-- start INPUT RECORDS --
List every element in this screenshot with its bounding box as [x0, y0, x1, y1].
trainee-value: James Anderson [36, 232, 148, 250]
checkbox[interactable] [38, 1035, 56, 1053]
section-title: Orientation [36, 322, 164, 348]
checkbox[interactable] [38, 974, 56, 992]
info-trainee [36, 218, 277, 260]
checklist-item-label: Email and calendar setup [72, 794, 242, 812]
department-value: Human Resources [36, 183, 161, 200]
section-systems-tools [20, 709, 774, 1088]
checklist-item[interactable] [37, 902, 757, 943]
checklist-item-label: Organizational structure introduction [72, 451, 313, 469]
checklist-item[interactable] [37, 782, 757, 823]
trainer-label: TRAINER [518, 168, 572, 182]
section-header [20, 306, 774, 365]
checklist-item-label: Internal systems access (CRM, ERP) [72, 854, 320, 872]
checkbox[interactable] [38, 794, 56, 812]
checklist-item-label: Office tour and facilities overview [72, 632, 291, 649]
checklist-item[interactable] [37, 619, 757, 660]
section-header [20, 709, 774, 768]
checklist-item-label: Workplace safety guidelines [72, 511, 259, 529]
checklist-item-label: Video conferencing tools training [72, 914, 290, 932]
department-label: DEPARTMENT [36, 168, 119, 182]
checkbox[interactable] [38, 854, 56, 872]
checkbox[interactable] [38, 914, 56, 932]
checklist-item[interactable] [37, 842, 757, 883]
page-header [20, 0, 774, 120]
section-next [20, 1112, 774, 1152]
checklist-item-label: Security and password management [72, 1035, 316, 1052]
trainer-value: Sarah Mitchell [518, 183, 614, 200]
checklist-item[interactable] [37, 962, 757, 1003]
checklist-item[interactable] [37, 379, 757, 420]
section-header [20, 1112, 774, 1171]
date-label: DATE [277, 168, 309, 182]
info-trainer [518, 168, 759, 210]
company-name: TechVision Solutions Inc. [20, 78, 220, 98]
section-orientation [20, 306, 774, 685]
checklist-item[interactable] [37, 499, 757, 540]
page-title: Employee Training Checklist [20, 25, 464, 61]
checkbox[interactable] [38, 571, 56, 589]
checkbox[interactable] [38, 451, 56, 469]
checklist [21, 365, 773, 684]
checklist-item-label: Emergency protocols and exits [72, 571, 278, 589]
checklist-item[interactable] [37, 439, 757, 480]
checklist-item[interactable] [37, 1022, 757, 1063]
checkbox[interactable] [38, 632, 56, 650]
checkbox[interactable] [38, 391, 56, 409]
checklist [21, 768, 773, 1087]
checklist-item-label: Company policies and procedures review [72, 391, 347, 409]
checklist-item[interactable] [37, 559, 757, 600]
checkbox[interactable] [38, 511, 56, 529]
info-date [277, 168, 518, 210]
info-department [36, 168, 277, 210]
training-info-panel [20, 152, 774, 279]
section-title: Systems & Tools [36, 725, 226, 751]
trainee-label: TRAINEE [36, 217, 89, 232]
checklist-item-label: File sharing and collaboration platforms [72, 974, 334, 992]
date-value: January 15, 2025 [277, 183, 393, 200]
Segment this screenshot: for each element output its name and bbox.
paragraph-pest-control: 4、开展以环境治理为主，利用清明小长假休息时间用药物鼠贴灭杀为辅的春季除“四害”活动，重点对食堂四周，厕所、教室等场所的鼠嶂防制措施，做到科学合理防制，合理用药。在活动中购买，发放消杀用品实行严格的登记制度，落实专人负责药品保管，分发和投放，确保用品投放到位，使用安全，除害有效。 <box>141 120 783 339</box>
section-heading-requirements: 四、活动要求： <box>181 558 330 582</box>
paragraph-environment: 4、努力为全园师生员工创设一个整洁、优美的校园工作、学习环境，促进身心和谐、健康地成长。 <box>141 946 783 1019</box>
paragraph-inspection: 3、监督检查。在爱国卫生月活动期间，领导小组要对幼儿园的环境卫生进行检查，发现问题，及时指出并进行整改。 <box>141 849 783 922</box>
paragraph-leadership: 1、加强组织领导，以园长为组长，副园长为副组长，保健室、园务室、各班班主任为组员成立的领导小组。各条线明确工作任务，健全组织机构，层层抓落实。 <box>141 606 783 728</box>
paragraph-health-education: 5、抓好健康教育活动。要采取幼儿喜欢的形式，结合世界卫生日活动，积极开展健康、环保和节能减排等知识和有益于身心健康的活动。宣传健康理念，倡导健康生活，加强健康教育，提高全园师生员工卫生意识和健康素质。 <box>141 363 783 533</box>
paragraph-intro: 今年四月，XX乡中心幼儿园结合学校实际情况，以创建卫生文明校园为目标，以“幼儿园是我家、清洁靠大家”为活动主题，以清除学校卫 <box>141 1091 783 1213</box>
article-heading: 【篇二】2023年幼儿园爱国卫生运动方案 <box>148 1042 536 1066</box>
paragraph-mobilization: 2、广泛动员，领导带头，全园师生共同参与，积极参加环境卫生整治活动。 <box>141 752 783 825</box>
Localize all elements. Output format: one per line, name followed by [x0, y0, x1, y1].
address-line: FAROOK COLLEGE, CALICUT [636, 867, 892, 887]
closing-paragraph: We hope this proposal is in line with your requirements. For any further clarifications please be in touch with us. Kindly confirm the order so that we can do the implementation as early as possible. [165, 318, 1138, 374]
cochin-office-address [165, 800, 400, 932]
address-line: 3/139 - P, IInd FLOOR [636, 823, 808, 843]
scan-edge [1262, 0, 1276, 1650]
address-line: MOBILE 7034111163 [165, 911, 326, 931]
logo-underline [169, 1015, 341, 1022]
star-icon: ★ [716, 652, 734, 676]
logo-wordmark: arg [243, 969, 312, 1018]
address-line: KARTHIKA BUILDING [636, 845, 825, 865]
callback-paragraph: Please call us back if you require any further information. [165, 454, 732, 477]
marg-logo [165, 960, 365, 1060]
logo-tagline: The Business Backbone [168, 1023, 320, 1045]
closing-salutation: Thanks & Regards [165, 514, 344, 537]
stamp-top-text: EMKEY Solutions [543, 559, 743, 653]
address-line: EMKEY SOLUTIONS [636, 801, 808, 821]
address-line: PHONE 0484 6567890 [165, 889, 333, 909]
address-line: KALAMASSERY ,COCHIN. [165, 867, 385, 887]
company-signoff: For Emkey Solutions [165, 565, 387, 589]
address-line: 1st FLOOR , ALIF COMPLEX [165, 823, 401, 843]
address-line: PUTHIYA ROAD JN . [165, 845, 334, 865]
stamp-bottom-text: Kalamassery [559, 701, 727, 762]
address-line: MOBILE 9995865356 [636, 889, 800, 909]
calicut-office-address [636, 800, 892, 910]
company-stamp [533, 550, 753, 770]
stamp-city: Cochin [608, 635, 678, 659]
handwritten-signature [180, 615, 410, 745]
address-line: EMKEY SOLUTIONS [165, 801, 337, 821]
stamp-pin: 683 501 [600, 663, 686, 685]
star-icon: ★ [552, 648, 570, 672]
-- end INPUT RECORDS --
DIRECTIONS: Switch every "checkbox" to "tickbox" in the items from the first line through the line with "checklist-item-label: Video conferencing", and give back only those lines with everything else left as it is.

RESPONSE:
List every element in this screenshot with its bounding box as [x0, y0, x1, y1].
trainee-value: James Anderson [36, 232, 148, 250]
tickbox[interactable] [38, 1035, 56, 1053]
section-title: Orientation [36, 322, 164, 348]
tickbox[interactable] [38, 974, 56, 992]
info-trainee [36, 218, 277, 260]
checklist-item-label: Email and calendar setup [72, 794, 242, 812]
department-value: Human Resources [36, 183, 161, 200]
section-systems-tools [20, 709, 774, 1088]
checklist-item[interactable] [37, 902, 757, 943]
checklist-item-label: Organizational structure introduction [72, 451, 313, 469]
checklist-item[interactable] [37, 782, 757, 823]
trainer-label: TRAINER [518, 168, 572, 182]
section-header [20, 306, 774, 365]
checklist-item-label: Internal systems access (CRM, ERP) [72, 854, 320, 872]
tickbox[interactable] [38, 794, 56, 812]
checklist-item-label: Office tour and facilities overview [72, 632, 291, 649]
checklist-item[interactable] [37, 619, 757, 660]
section-header [20, 709, 774, 768]
checklist-item-label: Workplace safety guidelines [72, 511, 259, 529]
checklist-item-label: Video conferencing tools training [72, 914, 290, 932]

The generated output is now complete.